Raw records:
------------

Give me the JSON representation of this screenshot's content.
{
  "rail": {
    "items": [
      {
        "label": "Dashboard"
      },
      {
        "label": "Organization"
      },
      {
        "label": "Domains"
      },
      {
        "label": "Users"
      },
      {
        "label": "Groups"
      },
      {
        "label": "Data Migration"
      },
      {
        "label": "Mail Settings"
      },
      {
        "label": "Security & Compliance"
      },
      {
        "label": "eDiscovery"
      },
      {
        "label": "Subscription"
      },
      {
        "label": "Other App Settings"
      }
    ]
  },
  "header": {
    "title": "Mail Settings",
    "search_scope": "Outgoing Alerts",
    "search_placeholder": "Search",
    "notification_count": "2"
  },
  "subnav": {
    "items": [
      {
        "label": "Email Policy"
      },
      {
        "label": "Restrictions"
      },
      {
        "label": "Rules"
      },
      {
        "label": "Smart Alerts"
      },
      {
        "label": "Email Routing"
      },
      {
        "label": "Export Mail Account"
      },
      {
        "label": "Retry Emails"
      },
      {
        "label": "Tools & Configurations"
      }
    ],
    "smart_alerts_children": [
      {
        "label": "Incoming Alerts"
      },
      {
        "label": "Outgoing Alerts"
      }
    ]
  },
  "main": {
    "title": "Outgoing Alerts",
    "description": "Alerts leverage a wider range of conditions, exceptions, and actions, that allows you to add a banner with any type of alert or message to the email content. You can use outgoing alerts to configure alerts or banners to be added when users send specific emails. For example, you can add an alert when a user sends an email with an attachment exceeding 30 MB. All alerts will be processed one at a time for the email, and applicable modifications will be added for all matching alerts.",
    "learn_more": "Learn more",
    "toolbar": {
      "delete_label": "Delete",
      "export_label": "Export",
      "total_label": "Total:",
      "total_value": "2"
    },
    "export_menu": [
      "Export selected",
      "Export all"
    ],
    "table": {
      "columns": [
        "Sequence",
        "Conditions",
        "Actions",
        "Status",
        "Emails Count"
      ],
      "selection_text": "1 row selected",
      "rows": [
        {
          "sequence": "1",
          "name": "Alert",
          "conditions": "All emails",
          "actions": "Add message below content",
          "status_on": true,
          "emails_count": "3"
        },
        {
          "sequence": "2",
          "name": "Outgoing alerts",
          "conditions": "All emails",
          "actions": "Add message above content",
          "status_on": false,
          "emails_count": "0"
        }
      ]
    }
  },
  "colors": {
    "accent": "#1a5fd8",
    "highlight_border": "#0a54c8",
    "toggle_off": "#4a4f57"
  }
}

------------

- _REQUIRED TASK_: Copy each line containing the word "selected" from the data.

- _PROBLEM SOLUTION_:
      "Export selected",
      "selection_text": "1 row selected",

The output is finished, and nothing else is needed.